DO THIS - Render the data as a Markdown table with two columns, Index and Text, holding a running row number and the line itself. Start at the first line of the data, end at the line containing "annotation: mg̃ <" (both included), and omit any blank lines.
=== INPUT ROWS ===
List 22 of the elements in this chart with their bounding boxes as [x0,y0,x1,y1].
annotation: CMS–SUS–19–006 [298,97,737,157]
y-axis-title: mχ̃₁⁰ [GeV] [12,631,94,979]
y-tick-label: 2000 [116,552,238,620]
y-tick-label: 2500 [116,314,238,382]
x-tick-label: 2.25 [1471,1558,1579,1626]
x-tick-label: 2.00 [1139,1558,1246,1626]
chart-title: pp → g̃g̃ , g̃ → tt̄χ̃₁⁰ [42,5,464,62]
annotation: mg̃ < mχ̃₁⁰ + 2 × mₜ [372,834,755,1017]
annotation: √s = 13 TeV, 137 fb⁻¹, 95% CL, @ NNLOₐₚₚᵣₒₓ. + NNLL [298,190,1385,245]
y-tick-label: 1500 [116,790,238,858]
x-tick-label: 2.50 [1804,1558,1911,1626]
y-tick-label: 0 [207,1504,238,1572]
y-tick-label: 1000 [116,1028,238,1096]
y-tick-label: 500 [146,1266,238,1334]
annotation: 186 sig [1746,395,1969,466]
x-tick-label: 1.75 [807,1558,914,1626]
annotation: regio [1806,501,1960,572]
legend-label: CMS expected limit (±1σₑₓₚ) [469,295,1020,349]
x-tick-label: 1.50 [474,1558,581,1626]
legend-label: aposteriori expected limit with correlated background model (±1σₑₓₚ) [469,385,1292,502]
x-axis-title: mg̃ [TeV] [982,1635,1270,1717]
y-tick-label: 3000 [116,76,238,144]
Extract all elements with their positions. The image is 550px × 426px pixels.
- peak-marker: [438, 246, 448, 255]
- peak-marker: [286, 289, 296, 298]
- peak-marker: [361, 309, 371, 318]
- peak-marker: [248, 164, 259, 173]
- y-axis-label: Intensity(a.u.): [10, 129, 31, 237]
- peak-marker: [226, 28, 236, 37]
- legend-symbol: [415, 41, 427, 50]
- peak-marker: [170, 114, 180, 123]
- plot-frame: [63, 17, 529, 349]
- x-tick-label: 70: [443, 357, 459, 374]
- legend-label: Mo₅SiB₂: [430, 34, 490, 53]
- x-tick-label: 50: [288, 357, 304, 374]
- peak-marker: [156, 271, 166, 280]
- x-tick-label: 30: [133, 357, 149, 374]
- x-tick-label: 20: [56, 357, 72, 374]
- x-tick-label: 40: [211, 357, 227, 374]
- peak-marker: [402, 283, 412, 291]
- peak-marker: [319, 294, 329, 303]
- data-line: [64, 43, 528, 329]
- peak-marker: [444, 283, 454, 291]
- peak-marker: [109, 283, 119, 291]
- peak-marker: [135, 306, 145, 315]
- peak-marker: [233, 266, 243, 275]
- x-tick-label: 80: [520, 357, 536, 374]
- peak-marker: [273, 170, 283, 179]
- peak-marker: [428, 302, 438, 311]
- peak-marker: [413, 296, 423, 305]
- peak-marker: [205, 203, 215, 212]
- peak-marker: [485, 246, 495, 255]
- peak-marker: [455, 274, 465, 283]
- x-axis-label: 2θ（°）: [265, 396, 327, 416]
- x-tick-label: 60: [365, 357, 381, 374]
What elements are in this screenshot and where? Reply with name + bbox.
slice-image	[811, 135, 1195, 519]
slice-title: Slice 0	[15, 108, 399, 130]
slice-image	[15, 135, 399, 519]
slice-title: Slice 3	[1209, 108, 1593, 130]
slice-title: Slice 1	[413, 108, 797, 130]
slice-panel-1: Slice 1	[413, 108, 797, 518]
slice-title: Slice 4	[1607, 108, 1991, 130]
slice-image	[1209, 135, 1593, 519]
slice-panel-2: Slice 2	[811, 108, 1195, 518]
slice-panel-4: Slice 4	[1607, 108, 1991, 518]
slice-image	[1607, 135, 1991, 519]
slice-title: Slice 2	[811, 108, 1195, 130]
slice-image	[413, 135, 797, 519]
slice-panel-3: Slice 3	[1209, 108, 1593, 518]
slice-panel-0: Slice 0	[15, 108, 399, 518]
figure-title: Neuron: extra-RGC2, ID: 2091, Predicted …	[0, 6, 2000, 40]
===
FULL RESPONSE -
| Index | Text |
|---|---|
| 1 | List 22 of the elements in this chart with their bounding boxes as [x0,y0,x1,y1]. |
| 2 | annotation: CMS–SUS–19–006 [298,97,737,157] |
| 3 | y-axis-title: mχ̃₁⁰ [GeV] [12,631,94,979] |
| 4 | y-tick-label: 2000 [116,552,238,620] |
| 5 | y-tick-label: 2500 [116,314,238,382] |
| 6 | x-tick-label: 2.25 [1471,1558,1579,1626] |
| 7 | x-tick-label: 2.00 [1139,1558,1246,1626] |
| 8 | chart-title: pp → g̃g̃ , g̃ → tt̄χ̃₁⁰ [42,5,464,62] |
| 9 | annotation: mg̃ < mχ̃₁⁰ + 2 × mₜ [372,834,755,1017] |